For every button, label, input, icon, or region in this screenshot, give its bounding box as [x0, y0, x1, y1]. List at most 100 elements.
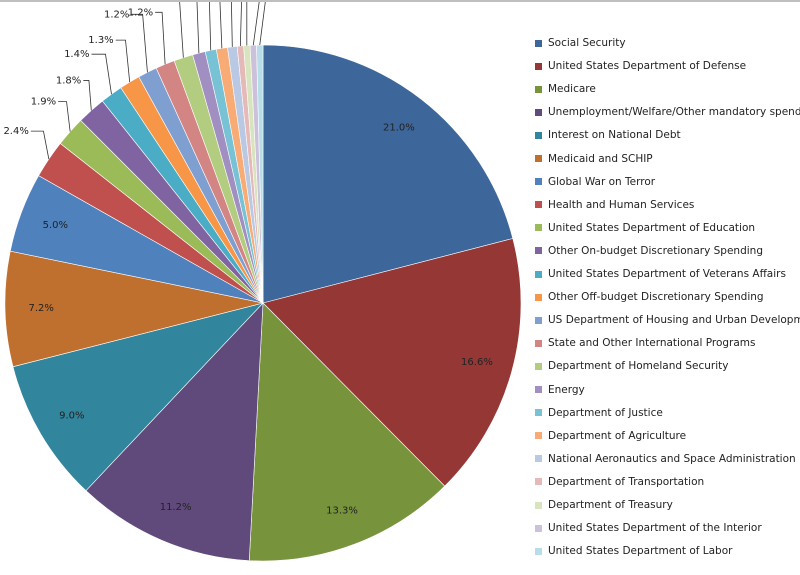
leader-line [115, 39, 131, 83]
leader-line [131, 13, 148, 73]
legend-item: Interest on National Debt [535, 127, 681, 143]
leader-line [58, 101, 71, 132]
slice-label: 5.0% [43, 220, 68, 231]
legend-item: Other Off-budget Discretionary Spending [535, 289, 764, 305]
legend-label: Other On-budget Discretionary Spending [548, 244, 763, 257]
legend-swatch [535, 62, 542, 70]
leader-line [30, 130, 50, 160]
pie-slice [262, 44, 514, 304]
legend-swatch [535, 155, 542, 162]
leader-line [239, 2, 242, 47]
legend-swatch [535, 409, 542, 417]
legend-label: Other Off-budget Discretionary Spending [548, 291, 764, 304]
legend-item: Department of Homeland Security [535, 358, 728, 374]
leader-line [252, 2, 260, 46]
slice-label: 21.0% [383, 123, 415, 134]
leader-line [179, 2, 184, 58]
legend-swatch [535, 270, 542, 278]
legend-label: Interest on National Debt [548, 129, 681, 142]
slice-label: 2.4% [3, 126, 28, 137]
legend-swatch [535, 455, 542, 463]
legend-label: Department of Agriculture [548, 429, 687, 442]
legend-swatch [535, 108, 542, 116]
legend-item: United States Department of Defense [535, 58, 746, 74]
legend-item: United States Department of Education [535, 220, 755, 236]
legend-label: Medicaid and SCHIP [548, 152, 653, 165]
slice-label: 11.2% [160, 502, 192, 513]
slice-label: 1.4% [64, 49, 89, 60]
legend-label: Medicare [548, 83, 596, 96]
legend-label: Energy [548, 383, 585, 396]
legend-label: United States Department of Veterans Aff… [548, 268, 786, 280]
legend-label: Social Security [548, 37, 626, 49]
legend-swatch [535, 178, 542, 186]
slice-label: 7.2% [28, 303, 53, 314]
legend-item: Medicaid and SCHIP [535, 151, 653, 167]
legend-item: Department of Treasury [535, 497, 673, 513]
slice-label: 1.2% [104, 9, 129, 20]
legend-item: Social Security [535, 35, 626, 51]
legend-swatch [535, 39, 542, 47]
slice-label: 9.0% [59, 411, 84, 422]
legend-swatch [535, 478, 542, 486]
legend-label: United States Department of the Interior [548, 522, 762, 535]
legend-swatch [535, 247, 542, 255]
legend-label: Global War on Terror [548, 175, 656, 188]
legend-label: US Department of Housing and Urban Devel… [548, 314, 800, 327]
legend-swatch [535, 131, 542, 139]
leader-line [231, 2, 233, 47]
pie-slice [248, 302, 446, 562]
legend-label: United States Department of Defense [548, 60, 747, 73]
legend-swatch [535, 224, 542, 232]
legend-item: Global War on Terror [535, 174, 655, 190]
slice-label: 16.6% [461, 357, 493, 368]
legend-swatch [535, 547, 542, 555]
leader-line [219, 2, 223, 49]
legend-item: Department of Transportation [535, 474, 704, 490]
legend-swatch [535, 316, 542, 324]
slice-label: 1.3% [88, 35, 113, 46]
pie-slice [12, 302, 264, 492]
legend-label: National Aeronautics and Space Administr… [548, 452, 796, 465]
legend-swatch [535, 339, 542, 347]
legend-label: Department of Transportation [548, 475, 705, 488]
legend-item: Department of Justice [535, 405, 663, 421]
slice-label: 1.9% [31, 97, 56, 108]
slice-label: 1.2% [128, 7, 153, 18]
legend-item: Unemployment/Welfare/Other mandatory spe… [535, 104, 800, 120]
legend-swatch [535, 85, 542, 93]
legend-item: Medicare [535, 81, 596, 97]
pie-slice [85, 302, 264, 561]
legend-label: United States Department of Education [548, 221, 756, 234]
legend-label: Department of Homeland Security [548, 360, 729, 373]
legend-label: United States Department of Labor [548, 545, 733, 558]
pie-svg: 21.0% 16.6% 13.3% 11.2% 9.0% 7.2% 5.0% 2.4% 1.9%… [3, 2, 522, 562]
leader-line [259, 2, 266, 46]
legend-item: United States Department of the Interior [535, 520, 762, 536]
legend-item: Health and Human Services [535, 197, 694, 213]
leader-line [91, 53, 112, 95]
legend-item: United States Department of Veterans Aff… [535, 266, 786, 282]
leader-line [209, 2, 212, 51]
legend-label: Health and Human Services [548, 198, 695, 211]
legend-item: United States Department of Labor [535, 543, 732, 559]
legend-label: State and Other International Programs [548, 337, 756, 350]
legend-label: Department of Treasury [548, 499, 673, 511]
legend-swatch [535, 432, 542, 440]
legend-swatch [535, 362, 542, 370]
pie-slice [262, 238, 522, 487]
legend-swatch [535, 524, 542, 532]
legend-swatch [535, 386, 542, 393]
slice-label: 1.8% [56, 75, 81, 86]
legend-item: National Aeronautics and Space Administr… [535, 451, 796, 467]
legend-item: Department of Agriculture [535, 428, 686, 444]
legend-item: Other On-budget Discretionary Spending [535, 243, 763, 259]
legend-swatch [535, 501, 542, 509]
leader-line [196, 2, 200, 54]
legend-label: Department of Justice [548, 406, 663, 419]
leader-line [83, 80, 92, 111]
legend-swatch [535, 201, 542, 209]
legend-swatch [535, 293, 542, 301]
leader-line [155, 11, 166, 65]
━━━━━━━━
Show every line in the entries above that contains the string "Services".

legend-item: Health and Human Services [535, 197, 694, 213]
legend-label: Health and Human Services [548, 198, 695, 211]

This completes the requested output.